• _DATA SHOWN_:

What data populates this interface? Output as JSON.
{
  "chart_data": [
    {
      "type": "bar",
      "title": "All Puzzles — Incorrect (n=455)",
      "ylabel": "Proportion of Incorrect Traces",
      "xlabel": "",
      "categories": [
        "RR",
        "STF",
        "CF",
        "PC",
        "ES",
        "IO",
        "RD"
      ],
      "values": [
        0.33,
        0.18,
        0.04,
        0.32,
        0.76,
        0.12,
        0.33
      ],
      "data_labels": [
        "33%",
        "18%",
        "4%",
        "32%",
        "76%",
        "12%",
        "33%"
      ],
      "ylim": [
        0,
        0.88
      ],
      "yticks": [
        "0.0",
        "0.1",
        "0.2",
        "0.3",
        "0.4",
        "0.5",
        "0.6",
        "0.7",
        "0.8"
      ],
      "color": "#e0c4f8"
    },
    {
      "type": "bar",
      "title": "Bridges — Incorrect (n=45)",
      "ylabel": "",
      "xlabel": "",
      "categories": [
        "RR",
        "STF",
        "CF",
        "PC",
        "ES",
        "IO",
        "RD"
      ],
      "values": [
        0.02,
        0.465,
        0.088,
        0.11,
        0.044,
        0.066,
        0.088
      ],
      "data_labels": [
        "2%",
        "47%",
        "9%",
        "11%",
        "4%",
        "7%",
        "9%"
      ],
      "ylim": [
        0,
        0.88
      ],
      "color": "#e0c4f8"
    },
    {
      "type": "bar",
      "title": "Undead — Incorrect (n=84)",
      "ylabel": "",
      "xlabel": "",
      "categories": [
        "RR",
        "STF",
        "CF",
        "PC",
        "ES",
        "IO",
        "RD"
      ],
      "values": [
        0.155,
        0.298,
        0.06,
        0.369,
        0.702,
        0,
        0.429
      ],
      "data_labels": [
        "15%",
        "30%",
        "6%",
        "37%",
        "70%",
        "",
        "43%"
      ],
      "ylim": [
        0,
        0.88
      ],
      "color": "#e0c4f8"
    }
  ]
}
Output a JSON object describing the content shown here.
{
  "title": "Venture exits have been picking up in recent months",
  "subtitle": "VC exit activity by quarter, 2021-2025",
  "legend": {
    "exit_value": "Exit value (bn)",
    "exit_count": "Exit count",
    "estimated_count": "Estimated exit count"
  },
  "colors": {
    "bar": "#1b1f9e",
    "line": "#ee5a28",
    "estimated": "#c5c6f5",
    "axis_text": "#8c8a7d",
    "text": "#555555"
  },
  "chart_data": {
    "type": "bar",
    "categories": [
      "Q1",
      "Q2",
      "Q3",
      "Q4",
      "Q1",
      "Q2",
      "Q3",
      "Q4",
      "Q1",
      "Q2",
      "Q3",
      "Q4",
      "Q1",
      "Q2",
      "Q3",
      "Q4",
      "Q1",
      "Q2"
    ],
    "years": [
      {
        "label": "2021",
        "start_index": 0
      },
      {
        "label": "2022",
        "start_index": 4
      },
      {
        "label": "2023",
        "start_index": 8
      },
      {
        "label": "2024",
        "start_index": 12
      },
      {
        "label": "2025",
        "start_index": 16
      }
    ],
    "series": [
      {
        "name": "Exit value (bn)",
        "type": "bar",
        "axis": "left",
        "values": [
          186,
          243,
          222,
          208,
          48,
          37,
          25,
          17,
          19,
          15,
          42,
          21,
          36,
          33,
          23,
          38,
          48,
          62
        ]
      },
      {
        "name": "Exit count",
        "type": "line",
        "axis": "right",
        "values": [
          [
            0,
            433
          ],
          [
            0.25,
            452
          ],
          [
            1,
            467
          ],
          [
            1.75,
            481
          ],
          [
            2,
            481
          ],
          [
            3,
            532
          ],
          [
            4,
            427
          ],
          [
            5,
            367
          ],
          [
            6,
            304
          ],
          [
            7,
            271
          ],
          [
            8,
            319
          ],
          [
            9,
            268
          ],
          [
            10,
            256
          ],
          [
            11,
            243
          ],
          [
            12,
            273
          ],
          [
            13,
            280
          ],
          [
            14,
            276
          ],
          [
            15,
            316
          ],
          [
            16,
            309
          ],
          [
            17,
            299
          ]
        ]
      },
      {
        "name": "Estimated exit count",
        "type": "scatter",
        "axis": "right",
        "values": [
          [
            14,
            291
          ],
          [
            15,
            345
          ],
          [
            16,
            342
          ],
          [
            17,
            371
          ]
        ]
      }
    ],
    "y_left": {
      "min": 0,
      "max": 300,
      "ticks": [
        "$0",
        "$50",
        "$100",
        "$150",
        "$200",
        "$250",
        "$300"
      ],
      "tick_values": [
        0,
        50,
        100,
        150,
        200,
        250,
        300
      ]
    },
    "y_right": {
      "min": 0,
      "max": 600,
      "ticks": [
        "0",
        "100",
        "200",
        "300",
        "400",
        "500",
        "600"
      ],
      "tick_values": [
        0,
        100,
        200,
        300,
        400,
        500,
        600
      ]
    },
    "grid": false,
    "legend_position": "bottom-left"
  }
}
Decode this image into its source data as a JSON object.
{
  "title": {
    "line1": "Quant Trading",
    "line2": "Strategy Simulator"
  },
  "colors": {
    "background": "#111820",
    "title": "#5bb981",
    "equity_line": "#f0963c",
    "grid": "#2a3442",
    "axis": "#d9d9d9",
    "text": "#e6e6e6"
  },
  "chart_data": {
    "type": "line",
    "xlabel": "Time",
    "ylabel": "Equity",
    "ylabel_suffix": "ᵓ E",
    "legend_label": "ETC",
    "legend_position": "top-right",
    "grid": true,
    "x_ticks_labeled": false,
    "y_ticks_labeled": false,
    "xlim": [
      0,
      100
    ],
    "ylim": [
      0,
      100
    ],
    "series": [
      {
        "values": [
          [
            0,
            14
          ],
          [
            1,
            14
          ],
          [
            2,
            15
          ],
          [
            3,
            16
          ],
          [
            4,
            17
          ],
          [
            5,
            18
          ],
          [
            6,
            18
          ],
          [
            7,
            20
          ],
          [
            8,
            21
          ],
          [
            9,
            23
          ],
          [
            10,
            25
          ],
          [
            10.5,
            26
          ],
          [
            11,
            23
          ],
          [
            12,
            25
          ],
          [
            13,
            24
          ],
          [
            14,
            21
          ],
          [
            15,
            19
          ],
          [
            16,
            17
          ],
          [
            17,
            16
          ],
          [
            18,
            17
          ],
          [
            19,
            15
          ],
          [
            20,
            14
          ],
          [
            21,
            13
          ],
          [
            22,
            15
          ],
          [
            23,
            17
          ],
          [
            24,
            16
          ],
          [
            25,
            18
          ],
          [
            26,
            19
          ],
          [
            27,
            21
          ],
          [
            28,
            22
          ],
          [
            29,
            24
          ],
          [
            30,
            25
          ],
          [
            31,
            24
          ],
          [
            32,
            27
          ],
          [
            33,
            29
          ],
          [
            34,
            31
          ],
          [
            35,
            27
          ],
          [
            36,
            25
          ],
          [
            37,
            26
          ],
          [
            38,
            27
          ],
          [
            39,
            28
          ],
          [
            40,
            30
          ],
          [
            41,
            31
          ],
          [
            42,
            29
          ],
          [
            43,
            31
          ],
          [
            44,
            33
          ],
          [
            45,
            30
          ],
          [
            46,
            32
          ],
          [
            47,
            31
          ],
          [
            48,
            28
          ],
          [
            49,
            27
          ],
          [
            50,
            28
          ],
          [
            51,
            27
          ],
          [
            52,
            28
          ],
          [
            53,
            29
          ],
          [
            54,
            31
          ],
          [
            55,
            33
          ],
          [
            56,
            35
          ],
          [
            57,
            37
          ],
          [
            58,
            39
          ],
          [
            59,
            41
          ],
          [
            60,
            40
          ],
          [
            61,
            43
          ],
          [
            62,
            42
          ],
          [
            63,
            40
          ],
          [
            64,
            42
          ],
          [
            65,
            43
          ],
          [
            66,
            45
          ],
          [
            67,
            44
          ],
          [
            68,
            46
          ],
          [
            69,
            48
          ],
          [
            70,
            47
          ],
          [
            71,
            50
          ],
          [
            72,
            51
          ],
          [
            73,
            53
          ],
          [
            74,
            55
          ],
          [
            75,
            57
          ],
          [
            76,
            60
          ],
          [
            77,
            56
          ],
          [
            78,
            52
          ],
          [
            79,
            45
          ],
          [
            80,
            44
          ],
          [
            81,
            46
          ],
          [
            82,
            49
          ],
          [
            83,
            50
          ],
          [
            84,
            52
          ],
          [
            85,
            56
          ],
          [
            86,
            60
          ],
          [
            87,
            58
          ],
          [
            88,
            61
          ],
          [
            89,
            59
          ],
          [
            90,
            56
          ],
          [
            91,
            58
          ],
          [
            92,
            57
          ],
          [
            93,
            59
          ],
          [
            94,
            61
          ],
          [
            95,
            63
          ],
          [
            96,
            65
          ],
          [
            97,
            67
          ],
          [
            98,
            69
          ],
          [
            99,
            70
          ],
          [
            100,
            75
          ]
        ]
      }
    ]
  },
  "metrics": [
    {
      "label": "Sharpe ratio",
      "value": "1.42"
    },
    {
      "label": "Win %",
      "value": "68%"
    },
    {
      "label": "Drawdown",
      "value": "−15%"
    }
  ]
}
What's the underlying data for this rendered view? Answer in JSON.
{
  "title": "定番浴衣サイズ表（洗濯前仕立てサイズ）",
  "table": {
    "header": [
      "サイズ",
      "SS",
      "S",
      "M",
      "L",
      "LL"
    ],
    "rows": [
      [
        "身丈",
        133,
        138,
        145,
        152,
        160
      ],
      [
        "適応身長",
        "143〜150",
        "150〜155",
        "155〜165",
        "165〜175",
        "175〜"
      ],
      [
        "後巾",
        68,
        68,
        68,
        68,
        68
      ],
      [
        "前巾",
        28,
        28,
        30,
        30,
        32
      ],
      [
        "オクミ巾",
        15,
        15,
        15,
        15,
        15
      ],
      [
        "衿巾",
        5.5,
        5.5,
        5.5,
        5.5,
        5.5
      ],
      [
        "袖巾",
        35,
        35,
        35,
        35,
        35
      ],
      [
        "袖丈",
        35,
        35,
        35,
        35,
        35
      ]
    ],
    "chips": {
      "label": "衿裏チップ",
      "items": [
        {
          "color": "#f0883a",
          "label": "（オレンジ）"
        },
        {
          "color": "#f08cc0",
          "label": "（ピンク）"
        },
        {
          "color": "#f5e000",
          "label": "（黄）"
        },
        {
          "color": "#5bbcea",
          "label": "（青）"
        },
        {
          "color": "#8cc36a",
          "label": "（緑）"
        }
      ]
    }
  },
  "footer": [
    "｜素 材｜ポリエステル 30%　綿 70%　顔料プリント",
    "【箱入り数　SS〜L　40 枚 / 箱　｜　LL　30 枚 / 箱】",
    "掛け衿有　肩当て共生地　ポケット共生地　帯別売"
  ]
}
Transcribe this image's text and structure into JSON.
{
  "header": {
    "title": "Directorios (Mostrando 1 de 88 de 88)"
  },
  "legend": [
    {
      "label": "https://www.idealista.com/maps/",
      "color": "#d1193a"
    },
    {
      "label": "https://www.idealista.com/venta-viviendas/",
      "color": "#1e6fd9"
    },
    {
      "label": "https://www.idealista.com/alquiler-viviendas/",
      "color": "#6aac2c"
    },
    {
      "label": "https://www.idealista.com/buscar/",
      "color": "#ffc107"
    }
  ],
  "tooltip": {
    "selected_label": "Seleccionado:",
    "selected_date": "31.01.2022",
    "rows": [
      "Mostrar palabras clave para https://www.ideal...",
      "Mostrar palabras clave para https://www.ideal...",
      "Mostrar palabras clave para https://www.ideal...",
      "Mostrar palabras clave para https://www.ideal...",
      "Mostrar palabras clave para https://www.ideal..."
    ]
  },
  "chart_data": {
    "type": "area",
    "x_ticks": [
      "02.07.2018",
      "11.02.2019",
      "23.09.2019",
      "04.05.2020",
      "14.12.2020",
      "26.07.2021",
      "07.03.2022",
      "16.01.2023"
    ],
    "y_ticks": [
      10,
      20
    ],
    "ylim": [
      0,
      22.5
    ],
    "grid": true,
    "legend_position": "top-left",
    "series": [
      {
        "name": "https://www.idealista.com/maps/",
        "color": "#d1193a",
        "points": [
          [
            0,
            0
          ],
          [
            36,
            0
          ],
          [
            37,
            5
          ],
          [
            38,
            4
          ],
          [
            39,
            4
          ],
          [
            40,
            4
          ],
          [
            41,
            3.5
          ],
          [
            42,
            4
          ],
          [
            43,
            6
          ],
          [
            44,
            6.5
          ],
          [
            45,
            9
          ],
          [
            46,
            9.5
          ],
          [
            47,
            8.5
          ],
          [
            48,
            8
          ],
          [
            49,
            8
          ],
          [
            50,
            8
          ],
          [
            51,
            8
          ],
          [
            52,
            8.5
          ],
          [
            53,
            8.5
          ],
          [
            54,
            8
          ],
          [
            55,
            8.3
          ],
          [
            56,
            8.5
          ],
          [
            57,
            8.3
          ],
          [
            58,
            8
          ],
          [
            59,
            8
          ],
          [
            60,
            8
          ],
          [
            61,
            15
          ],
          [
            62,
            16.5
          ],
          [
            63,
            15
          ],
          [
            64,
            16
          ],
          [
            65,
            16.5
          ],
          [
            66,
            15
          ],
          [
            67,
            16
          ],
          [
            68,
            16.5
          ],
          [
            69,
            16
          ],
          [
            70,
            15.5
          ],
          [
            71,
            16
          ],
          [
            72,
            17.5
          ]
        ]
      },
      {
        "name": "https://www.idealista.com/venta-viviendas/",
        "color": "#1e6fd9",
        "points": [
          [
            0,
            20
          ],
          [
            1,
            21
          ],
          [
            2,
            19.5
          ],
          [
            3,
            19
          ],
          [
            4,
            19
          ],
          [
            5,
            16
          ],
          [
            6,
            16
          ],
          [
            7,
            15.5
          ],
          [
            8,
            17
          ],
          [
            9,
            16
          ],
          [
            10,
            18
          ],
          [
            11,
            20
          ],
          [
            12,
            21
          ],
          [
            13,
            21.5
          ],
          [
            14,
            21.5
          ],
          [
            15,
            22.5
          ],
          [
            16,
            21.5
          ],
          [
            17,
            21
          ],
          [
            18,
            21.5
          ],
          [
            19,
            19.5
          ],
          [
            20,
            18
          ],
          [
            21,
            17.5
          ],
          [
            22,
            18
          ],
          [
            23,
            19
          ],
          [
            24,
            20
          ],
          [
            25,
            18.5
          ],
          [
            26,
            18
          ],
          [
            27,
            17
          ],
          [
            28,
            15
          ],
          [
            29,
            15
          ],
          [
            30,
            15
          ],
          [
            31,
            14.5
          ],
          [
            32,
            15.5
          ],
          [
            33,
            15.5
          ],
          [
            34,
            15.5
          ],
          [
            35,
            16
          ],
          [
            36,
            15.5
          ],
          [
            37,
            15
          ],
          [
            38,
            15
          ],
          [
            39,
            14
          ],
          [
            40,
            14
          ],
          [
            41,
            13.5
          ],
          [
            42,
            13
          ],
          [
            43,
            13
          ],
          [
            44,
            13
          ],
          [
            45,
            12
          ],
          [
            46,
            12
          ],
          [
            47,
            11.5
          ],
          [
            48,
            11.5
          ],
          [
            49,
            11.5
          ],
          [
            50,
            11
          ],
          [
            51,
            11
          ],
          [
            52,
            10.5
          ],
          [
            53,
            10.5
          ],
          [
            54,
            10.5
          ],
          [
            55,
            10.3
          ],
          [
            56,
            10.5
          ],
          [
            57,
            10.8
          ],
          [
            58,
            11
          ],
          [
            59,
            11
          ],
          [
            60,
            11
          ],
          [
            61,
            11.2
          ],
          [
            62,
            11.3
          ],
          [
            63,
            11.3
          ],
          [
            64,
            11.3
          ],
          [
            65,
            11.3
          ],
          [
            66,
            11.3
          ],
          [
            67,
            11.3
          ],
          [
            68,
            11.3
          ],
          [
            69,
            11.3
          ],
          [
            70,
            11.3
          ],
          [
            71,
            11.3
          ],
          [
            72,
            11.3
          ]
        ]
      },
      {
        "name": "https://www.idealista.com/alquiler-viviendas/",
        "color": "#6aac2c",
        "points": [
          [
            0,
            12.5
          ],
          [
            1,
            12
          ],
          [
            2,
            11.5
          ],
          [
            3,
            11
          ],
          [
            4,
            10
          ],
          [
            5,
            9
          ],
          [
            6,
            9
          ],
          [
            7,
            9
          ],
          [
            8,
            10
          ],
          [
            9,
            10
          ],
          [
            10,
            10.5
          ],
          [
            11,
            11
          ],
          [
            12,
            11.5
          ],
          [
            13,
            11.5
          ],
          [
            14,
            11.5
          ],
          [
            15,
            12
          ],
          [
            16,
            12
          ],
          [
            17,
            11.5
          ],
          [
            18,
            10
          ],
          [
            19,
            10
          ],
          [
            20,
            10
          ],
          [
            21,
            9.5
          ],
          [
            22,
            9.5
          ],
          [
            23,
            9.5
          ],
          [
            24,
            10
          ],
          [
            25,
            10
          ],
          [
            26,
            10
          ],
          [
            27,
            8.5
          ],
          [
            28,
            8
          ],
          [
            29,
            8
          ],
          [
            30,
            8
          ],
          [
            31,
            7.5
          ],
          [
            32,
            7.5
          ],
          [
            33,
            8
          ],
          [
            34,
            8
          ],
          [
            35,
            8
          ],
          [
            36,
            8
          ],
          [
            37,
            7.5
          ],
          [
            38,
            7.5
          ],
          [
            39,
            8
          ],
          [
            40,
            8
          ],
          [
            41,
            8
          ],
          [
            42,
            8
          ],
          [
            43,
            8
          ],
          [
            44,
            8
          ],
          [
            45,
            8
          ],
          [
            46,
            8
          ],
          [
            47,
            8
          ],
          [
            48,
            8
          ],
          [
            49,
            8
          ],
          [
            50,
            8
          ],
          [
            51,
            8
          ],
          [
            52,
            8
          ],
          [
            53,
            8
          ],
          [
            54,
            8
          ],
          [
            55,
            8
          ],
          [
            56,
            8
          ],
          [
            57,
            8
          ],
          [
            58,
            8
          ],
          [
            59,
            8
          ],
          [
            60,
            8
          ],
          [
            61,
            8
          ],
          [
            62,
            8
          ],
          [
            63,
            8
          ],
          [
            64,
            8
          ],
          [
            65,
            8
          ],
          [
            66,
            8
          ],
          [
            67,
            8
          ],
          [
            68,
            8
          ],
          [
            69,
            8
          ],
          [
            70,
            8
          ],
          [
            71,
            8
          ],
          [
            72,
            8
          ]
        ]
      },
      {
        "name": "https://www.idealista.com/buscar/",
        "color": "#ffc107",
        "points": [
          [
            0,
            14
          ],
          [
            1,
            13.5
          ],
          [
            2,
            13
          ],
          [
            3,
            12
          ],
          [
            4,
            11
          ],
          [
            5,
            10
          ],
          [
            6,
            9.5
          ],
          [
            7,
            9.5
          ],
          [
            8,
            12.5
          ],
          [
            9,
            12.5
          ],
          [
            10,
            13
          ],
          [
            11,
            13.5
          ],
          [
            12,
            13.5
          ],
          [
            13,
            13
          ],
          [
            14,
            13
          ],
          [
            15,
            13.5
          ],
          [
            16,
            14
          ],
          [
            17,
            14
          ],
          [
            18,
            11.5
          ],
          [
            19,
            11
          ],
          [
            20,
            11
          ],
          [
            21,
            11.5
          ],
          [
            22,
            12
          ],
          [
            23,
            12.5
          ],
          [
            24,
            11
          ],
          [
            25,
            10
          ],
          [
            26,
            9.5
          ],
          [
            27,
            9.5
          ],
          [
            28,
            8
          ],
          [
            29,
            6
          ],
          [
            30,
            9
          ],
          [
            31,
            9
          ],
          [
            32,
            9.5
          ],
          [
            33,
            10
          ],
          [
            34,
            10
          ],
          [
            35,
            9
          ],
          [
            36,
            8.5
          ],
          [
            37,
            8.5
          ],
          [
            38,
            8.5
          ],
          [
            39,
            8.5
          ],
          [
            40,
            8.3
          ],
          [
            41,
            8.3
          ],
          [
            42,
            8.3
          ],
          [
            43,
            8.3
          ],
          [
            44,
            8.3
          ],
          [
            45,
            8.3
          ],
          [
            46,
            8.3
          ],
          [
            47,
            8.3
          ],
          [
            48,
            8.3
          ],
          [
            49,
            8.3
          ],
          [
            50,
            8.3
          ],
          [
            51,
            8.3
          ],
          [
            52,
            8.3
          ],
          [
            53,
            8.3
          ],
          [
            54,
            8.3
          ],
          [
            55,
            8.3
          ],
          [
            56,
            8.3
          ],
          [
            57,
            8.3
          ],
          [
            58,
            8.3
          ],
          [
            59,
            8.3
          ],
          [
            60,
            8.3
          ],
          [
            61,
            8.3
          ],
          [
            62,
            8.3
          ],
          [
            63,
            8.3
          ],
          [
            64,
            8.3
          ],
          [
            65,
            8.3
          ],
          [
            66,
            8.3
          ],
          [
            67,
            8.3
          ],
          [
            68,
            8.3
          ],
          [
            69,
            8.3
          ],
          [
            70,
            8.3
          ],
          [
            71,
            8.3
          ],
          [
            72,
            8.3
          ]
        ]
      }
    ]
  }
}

• _THE REQUEST_: Report all lines of the data above that include the string "idealista".

• _FINISHED ANSWER_:
      "label": "https://www.idealista.com/maps/",
      "label": "https://www.idealista.com/venta-viviendas/",
      "label": "https://www.idealista.com/alquiler-viviendas/",
      "label": "https://www.idealista.com/buscar/",
        "name": "https://www.idealista.com/maps/",
        "name": "https://www.idealista.com/venta-viviendas/",
        "name": "https://www.idealista.com/alquiler-viviendas/",
        "name": "https://www.idealista.com/buscar/",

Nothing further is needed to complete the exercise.